TASK DESCRIPTION - Spot each line in the records below where the word "name" occurs, then copy it.

########

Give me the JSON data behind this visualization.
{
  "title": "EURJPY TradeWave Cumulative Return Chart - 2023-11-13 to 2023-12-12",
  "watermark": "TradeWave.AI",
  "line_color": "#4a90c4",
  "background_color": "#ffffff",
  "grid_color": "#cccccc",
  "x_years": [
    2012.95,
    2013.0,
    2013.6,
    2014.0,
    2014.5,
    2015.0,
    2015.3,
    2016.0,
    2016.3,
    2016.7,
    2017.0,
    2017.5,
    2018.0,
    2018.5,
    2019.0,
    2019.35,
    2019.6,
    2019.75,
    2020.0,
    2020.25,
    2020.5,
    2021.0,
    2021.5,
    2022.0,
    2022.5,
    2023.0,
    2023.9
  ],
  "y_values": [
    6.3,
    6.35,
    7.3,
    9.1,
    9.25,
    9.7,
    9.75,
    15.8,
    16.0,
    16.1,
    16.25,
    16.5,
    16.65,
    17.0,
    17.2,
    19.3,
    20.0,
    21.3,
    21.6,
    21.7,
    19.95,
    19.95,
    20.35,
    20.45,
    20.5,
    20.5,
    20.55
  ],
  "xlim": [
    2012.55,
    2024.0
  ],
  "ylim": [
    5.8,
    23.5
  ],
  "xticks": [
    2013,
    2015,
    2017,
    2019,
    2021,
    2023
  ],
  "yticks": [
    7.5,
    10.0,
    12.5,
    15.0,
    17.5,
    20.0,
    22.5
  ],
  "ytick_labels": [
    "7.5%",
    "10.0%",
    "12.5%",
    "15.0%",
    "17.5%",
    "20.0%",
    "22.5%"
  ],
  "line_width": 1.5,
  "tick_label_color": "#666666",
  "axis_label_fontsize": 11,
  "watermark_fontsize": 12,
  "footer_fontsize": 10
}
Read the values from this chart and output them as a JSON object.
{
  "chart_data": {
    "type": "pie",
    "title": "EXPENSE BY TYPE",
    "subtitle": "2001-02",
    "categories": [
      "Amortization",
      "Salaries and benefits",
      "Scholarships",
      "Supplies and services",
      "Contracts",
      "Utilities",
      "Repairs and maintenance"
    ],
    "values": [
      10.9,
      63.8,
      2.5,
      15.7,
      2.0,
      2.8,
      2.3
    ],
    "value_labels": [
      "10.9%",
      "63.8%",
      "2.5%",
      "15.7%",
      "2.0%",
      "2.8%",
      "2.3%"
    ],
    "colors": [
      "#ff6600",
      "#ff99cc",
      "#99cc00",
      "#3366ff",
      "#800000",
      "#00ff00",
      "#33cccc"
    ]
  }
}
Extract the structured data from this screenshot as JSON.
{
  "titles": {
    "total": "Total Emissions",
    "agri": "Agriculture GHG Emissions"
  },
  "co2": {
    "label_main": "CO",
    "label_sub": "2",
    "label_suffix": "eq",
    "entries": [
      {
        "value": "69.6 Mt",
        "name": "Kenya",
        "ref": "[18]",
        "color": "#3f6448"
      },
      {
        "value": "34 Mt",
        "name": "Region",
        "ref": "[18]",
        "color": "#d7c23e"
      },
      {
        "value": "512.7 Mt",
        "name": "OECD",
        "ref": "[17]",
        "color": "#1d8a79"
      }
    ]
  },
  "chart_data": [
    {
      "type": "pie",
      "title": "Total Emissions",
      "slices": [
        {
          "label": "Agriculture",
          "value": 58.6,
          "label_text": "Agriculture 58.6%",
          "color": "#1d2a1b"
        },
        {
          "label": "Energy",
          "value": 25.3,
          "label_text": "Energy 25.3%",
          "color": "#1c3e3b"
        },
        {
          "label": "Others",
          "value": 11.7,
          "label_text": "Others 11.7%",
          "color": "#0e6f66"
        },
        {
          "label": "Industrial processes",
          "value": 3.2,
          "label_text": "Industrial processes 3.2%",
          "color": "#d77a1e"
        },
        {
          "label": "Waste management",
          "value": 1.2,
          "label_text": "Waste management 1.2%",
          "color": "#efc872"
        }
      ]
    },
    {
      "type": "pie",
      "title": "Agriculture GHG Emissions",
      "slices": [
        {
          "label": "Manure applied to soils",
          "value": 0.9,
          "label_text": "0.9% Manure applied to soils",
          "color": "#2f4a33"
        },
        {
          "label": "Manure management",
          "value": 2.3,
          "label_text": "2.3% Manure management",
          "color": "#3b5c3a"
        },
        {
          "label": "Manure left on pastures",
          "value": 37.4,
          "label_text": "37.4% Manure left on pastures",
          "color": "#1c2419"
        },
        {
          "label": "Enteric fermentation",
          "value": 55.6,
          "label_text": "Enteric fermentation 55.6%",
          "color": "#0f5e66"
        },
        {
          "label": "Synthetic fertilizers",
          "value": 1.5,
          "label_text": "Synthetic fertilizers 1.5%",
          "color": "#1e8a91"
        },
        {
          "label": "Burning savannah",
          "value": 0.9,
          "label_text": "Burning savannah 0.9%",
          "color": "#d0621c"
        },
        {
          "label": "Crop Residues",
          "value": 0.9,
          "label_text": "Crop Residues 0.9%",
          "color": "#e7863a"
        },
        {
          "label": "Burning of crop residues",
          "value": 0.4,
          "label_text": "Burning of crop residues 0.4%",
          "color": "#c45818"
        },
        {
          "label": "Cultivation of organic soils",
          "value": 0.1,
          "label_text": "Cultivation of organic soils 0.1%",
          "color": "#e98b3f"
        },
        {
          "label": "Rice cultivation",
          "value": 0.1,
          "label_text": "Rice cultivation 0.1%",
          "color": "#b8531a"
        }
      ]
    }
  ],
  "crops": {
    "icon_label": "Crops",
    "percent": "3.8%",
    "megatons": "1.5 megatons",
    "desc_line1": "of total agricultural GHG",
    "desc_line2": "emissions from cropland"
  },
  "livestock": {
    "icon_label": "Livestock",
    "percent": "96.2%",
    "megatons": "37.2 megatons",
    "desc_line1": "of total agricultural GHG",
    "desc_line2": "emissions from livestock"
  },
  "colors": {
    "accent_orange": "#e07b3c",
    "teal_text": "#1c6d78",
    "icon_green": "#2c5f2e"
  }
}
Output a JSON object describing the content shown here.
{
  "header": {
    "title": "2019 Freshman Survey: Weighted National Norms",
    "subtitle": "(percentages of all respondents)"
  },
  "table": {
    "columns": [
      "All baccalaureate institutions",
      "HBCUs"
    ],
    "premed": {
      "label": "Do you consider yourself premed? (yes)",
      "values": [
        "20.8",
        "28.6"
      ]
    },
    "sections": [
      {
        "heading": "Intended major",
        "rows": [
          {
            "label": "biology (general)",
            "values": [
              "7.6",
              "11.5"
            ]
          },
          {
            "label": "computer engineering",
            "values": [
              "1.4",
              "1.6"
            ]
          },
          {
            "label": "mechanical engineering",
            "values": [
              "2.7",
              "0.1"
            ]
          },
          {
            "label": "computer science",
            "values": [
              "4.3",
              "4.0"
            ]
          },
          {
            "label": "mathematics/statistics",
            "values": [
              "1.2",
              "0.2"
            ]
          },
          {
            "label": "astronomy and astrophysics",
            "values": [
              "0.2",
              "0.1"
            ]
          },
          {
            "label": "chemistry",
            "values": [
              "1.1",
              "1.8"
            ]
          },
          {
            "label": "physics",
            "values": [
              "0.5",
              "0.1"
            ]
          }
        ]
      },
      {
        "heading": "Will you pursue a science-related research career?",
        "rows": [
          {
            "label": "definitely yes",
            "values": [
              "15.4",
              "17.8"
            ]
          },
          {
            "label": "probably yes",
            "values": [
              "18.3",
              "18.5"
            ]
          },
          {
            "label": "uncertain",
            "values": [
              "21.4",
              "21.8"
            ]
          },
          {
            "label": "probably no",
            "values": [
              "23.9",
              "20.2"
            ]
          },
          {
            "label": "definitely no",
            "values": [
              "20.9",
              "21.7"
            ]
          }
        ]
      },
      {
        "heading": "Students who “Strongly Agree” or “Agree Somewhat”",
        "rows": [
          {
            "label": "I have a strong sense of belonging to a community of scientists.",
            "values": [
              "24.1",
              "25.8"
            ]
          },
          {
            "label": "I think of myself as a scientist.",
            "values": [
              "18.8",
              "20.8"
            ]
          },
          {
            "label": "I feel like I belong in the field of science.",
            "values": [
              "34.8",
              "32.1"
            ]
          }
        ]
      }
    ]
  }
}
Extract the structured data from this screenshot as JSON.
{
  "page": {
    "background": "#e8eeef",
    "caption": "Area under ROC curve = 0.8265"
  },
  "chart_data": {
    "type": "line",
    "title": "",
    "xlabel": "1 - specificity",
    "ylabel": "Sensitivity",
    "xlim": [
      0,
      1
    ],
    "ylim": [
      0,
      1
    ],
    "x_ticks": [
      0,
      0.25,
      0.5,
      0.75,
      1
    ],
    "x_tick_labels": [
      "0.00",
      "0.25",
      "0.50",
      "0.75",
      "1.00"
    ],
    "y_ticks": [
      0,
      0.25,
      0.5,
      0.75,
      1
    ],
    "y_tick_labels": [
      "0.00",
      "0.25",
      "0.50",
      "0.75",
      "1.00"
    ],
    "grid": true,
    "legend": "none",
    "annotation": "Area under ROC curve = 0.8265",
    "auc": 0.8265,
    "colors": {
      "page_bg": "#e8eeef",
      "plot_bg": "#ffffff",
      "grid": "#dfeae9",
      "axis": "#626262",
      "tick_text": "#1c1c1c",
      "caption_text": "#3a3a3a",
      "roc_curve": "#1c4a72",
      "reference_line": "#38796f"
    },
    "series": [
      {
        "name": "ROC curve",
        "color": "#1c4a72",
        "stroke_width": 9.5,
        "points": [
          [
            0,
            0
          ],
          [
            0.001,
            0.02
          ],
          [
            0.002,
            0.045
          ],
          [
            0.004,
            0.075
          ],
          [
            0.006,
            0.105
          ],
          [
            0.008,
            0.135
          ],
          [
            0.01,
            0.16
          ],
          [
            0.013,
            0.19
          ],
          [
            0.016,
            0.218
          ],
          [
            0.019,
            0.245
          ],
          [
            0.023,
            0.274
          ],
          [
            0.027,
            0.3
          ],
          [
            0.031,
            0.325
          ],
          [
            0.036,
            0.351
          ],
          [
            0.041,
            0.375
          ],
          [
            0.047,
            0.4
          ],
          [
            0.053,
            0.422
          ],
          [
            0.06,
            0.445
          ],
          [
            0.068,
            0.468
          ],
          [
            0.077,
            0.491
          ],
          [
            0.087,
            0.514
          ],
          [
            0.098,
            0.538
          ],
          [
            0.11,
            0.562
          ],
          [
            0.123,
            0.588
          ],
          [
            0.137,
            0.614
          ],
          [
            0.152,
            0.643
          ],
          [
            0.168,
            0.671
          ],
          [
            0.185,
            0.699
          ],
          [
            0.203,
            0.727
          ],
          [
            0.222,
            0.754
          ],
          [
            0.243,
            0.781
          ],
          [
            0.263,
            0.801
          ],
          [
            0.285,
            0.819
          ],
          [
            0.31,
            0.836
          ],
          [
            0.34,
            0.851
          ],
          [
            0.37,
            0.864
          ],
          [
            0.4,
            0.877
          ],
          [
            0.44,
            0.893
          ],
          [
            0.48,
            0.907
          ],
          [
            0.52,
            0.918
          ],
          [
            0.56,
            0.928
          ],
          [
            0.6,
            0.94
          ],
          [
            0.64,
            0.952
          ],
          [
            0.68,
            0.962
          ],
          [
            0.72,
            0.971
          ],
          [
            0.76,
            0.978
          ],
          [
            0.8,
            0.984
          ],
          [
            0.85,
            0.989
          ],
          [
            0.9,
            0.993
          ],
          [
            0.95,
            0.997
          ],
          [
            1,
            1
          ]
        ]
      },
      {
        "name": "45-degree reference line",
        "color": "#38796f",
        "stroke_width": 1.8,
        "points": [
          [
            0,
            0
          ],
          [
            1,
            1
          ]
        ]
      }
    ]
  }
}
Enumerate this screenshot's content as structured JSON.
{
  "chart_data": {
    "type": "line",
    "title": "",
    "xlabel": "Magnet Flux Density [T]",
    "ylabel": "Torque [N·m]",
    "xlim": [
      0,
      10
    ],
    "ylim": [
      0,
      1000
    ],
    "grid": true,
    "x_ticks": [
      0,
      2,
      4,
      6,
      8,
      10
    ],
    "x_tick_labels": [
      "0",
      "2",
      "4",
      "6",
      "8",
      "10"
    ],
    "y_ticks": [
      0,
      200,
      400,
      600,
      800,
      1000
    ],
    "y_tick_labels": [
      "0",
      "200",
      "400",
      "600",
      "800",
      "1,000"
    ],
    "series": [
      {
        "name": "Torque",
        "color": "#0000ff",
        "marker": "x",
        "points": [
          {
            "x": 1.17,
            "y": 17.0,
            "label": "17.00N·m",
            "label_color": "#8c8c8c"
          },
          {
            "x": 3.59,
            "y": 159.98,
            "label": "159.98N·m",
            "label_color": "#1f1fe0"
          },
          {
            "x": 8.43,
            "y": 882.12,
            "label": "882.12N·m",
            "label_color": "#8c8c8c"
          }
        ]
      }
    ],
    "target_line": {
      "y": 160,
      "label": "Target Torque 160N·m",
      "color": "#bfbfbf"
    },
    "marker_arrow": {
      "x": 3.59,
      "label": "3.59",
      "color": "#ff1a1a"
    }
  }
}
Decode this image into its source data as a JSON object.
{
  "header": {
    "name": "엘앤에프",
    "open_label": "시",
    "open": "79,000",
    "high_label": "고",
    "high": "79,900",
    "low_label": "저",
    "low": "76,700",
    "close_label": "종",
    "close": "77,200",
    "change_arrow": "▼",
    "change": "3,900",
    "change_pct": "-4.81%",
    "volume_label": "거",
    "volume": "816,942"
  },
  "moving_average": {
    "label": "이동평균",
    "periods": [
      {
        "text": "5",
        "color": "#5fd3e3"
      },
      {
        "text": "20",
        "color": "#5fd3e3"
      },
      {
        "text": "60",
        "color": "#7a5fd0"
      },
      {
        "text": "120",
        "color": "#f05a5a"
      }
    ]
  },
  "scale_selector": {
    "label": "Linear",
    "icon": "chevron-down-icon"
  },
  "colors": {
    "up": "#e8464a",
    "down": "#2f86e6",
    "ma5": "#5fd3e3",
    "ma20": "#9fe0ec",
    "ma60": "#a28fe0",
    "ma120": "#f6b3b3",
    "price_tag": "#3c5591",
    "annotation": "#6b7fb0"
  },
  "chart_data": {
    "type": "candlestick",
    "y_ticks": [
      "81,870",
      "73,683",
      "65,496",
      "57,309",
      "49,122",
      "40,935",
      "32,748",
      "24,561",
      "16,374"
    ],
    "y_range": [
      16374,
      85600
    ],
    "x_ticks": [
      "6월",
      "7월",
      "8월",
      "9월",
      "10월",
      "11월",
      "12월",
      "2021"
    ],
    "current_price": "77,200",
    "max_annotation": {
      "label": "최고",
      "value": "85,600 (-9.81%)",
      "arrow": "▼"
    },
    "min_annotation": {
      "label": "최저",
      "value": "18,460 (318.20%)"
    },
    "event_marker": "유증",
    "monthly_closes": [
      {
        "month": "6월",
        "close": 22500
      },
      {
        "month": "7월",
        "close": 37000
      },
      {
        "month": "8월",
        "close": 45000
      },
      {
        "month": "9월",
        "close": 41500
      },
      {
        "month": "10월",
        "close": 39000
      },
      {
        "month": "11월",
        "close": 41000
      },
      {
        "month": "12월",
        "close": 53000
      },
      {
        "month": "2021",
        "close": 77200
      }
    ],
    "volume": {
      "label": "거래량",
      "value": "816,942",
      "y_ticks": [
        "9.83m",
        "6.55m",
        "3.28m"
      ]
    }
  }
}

########

THE RESULT -
        "name": "Kenya",
        "name": "Region",
        "name": "OECD",
        "name": "ROC curve",
        "name": "45-degree reference line",
        "name": "Torque",
    "name": "엘앤에프",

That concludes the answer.